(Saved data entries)
START
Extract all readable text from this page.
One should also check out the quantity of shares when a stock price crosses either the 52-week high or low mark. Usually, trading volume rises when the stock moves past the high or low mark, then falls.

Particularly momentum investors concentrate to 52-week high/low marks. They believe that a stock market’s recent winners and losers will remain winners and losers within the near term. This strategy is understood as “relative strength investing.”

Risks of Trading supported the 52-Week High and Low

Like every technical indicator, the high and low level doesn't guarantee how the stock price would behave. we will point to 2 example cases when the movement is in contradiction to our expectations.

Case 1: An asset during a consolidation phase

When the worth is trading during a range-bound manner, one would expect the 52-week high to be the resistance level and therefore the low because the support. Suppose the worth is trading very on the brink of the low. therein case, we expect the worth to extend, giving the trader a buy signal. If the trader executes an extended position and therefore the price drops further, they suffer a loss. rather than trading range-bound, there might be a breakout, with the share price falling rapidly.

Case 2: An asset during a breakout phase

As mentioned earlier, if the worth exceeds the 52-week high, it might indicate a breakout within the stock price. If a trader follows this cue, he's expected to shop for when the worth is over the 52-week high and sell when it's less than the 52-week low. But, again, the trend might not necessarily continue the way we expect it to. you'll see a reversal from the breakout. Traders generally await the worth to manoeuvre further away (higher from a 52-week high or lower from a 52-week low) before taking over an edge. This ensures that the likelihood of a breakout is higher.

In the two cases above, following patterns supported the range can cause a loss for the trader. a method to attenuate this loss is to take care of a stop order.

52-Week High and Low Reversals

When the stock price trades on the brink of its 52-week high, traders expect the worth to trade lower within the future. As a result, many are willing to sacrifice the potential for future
END
:: SHORT TASK ::
All entries must be repeated verbatim.

:: SOLVED EXERCISE ::
Extract all readable text from this page.
One should also check out the quantity of shares when a stock price crosses either the 52-week high or low mark. Usually, trading volume rises when the stock moves past the high or low mark, then falls.

Particularly momentum investors concentrate to 52-week high/low marks. They believe that a stock market’s recent winners and losers will remain winners and losers within the near term. This strategy is understood as “relative strength investing.”

Risks of Trading supported the 52-Week High and Low

Like every technical indicator, the high and low level doesn't guarantee how the stock price would behave. we will point to 2 example cases when the movement is in contradiction to our expectations.

Case 1: An asset during a consolidation phase

When the worth is trading during a range-bound manner, one would expect the 52-week high to be the resistance level and therefore the low because the support. Suppose the worth is trading very on the brink of the low. therein case, we expect the worth to extend, giving the trader a buy signal. If the trader executes an extended position and therefore the price drops further, they suffer a loss. rather than trading range-bound, there might be a breakout, with the share price falling rapidly.

Case 2: An asset during a breakout phase

As mentioned earlier, if the worth exceeds the 52-week high, it might indicate a breakout within the stock price. If a trader follows this cue, he's expected to shop for when the worth is over the 52-week high and sell when it's less than the 52-week low. But, again, the trend might not necessarily continue the way we expect it to. you'll see a reversal from the breakout. Traders generally await the worth to manoeuvre further away (higher from a 52-week high or lower from a 52-week low) before taking over an edge. This ensures that the likelihood of a breakout is higher.

In the two cases above, following patterns supported the range can cause a loss for the trader. a method to attenuate this loss is to take care of a stop order.

52-Week High and Low Reversals

When the stock price trades on the brink of its 52-week high, traders expect the worth to trade lower within the future. As a result, many are willing to sacrifice the potential for future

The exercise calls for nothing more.